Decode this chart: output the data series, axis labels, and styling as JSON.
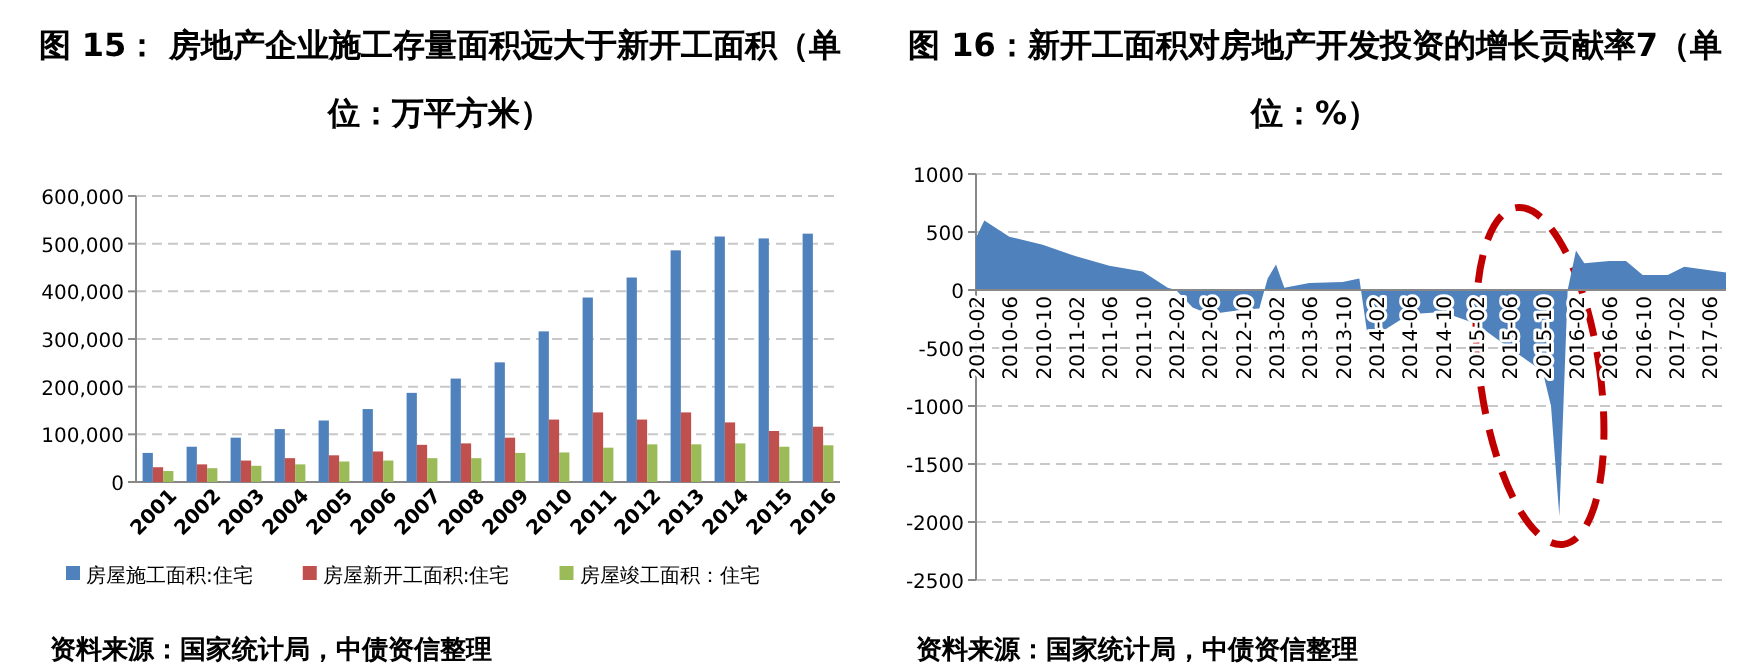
{
  "chart_data": [
    {
      "type": "bar",
      "title": "图 15： 房地产企业施工存量面积远大于新开工面积（单位：万平方米）",
      "annotations": [
        "资料来源：国家统计局，中债资信整理"
      ],
      "categories": [
        "2001",
        "2002",
        "2003",
        "2004",
        "2005",
        "2006",
        "2007",
        "2008",
        "2009",
        "2010",
        "2011",
        "2012",
        "2013",
        "2014",
        "2015",
        "2016"
      ],
      "series": [
        {
          "name": "房屋施工面积:住宅",
          "color": "#4f81bd",
          "values": [
            61000,
            74000,
            93000,
            111000,
            129000,
            153000,
            187000,
            217000,
            251000,
            316000,
            387000,
            429000,
            486000,
            515000,
            511000,
            521000
          ]
        },
        {
          "name": "房屋新开工面积:住宅",
          "color": "#c0504d",
          "values": [
            31000,
            37000,
            45000,
            50000,
            56000,
            64000,
            78000,
            81000,
            93000,
            131000,
            146000,
            131000,
            146000,
            125000,
            107000,
            116000
          ]
        },
        {
          "name": "房屋竣工面积：住宅",
          "color": "#9bbb59",
          "values": [
            23000,
            29000,
            34000,
            37000,
            43000,
            45000,
            50000,
            50000,
            61000,
            62000,
            72000,
            79000,
            79000,
            81000,
            74000,
            77000
          ]
        }
      ],
      "ylim": [
        0,
        600000
      ],
      "yticks": [
        {
          "value": 0,
          "label": "0"
        },
        {
          "value": 100000,
          "label": "100,000"
        },
        {
          "value": 200000,
          "label": "200,000"
        },
        {
          "value": 300000,
          "label": "300,000"
        },
        {
          "value": 400000,
          "label": "400,000"
        },
        {
          "value": 500000,
          "label": "500,000"
        },
        {
          "value": 600000,
          "label": "600,000"
        }
      ],
      "grid": "y",
      "legend": "bottom"
    },
    {
      "type": "area",
      "title": "图 16：新开工面积对房地产开发投资的增长贡献率7（单位：%）",
      "annotations": [
        "资料来源：国家统计局，中债资信整理"
      ],
      "x": [
        "2010-02",
        "2010-03",
        "2010-06",
        "2010-10",
        "2011-02",
        "2011-06",
        "2011-10",
        "2012-01",
        "2012-02",
        "2012-04",
        "2012-06",
        "2012-10",
        "2012-12",
        "2013-01",
        "2013-02",
        "2013-03",
        "2013-06",
        "2013-10",
        "2013-12",
        "2014-01",
        "2014-02",
        "2014-06",
        "2014-10",
        "2015-02",
        "2015-06",
        "2015-10",
        "2015-11",
        "2015-12",
        "2016-01",
        "2016-02",
        "2016-03",
        "2016-06",
        "2016-08",
        "2016-10",
        "2017-01",
        "2017-03",
        "2017-06",
        "2017-08"
      ],
      "series": [
        {
          "color": "#4f81bd",
          "values": [
            450,
            600,
            460,
            390,
            290,
            210,
            160,
            20,
            0,
            -150,
            -210,
            -170,
            -160,
            100,
            220,
            20,
            60,
            70,
            100,
            -400,
            -390,
            -210,
            -190,
            -290,
            -500,
            -700,
            -1000,
            -1950,
            0,
            340,
            230,
            250,
            250,
            130,
            130,
            200,
            170,
            150
          ]
        }
      ],
      "xlim": [
        "2010-02",
        "2017-08"
      ],
      "xticks": [
        "2010-02",
        "2010-06",
        "2010-10",
        "2011-02",
        "2011-06",
        "2011-10",
        "2012-02",
        "2012-06",
        "2012-10",
        "2013-02",
        "2013-06",
        "2013-10",
        "2014-02",
        "2014-06",
        "2014-10",
        "2015-02",
        "2015-06",
        "2015-10",
        "2016-02",
        "2016-06",
        "2016-10",
        "2017-02",
        "2017-06"
      ],
      "ylim": [
        -2500,
        1000
      ],
      "yticks": [
        -2500,
        -2000,
        -1500,
        -1000,
        -500,
        0,
        500,
        1000
      ],
      "grid": "y"
    }
  ]
}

———

What the task asks: Using the records above, pull out each line where the word "name" occurs.

Answer to the task:
          "name": "房屋施工面积:住宅",
          "name": "房屋新开工面积:住宅",
          "name": "房屋竣工面积：住宅",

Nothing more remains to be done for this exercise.